> **Your objective**: Select all lines with the string "jusqu" in them, and copy those lines.

> **Records contained in a dataset**:
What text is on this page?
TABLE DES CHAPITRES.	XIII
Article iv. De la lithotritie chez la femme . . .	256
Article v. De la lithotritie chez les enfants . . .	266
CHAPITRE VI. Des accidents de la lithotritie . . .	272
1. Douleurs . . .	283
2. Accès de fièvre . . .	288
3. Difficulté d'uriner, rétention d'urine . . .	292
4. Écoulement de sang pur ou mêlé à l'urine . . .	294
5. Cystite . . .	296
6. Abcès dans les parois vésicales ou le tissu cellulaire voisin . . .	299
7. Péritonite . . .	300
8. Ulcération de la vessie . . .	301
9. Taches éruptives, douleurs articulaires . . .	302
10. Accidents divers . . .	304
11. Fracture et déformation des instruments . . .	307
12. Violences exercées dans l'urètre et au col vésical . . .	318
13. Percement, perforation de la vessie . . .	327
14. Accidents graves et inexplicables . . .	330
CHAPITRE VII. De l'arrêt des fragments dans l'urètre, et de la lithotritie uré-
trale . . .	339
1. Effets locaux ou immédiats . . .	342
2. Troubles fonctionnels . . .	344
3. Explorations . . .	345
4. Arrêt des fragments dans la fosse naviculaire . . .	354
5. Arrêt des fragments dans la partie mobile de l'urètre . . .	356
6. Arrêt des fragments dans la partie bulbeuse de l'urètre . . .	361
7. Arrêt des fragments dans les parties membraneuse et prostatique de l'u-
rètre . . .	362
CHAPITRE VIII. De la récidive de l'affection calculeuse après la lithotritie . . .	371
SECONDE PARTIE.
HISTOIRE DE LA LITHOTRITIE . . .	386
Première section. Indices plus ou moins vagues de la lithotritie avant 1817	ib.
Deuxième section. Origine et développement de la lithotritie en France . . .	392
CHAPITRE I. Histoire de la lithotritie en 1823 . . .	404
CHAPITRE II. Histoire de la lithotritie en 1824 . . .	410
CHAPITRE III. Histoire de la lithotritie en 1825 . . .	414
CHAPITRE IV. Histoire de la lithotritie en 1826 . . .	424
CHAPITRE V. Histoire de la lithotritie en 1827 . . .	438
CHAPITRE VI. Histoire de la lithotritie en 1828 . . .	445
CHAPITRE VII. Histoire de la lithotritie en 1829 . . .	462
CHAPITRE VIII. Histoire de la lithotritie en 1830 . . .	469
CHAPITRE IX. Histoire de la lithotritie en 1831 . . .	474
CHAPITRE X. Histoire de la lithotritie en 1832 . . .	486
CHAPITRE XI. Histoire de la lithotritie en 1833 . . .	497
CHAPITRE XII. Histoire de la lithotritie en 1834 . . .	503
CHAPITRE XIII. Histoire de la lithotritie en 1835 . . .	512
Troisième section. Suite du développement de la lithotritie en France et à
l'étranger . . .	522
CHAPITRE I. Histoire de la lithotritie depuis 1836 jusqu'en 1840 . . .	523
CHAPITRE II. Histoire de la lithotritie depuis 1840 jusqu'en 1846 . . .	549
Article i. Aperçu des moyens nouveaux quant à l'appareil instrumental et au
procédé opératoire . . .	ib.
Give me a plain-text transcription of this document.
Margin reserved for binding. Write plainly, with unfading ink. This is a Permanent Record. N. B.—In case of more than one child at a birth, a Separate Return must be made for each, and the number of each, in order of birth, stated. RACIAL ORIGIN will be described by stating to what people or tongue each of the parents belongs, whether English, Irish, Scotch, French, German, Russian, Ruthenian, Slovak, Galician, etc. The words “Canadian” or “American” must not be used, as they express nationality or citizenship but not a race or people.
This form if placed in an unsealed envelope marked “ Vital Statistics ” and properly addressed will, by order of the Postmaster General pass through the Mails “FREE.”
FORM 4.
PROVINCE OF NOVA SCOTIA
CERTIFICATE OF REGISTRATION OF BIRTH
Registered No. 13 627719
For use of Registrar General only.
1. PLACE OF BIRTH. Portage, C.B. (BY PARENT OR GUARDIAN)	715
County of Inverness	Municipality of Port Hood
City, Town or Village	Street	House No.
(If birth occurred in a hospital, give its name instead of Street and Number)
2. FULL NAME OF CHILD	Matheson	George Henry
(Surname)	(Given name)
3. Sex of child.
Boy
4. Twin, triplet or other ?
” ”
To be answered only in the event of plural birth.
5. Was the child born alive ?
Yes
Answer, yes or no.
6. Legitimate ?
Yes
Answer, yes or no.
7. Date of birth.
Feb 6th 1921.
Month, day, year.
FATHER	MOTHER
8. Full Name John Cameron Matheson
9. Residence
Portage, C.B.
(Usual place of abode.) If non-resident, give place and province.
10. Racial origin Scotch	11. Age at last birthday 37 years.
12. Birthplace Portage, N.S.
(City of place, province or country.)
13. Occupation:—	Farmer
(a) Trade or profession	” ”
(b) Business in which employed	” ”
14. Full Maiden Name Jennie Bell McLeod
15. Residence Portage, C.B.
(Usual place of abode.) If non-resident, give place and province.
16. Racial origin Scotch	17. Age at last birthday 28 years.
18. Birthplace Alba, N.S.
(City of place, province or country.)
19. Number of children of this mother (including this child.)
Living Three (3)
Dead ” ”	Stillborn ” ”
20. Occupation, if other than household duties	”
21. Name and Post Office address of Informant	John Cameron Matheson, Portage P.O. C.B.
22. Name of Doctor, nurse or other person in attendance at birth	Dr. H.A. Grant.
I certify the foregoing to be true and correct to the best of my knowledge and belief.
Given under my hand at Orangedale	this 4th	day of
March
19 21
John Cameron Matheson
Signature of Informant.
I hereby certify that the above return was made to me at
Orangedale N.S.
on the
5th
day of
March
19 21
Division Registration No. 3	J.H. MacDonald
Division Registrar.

> **Solution**:
CHAPITRE I. Histoire de la lithotritie depuis 1836 jusqu'en 1840 . . .	523
CHAPITRE II. Histoire de la lithotritie depuis 1840 jusqu'en 1846 . . .	549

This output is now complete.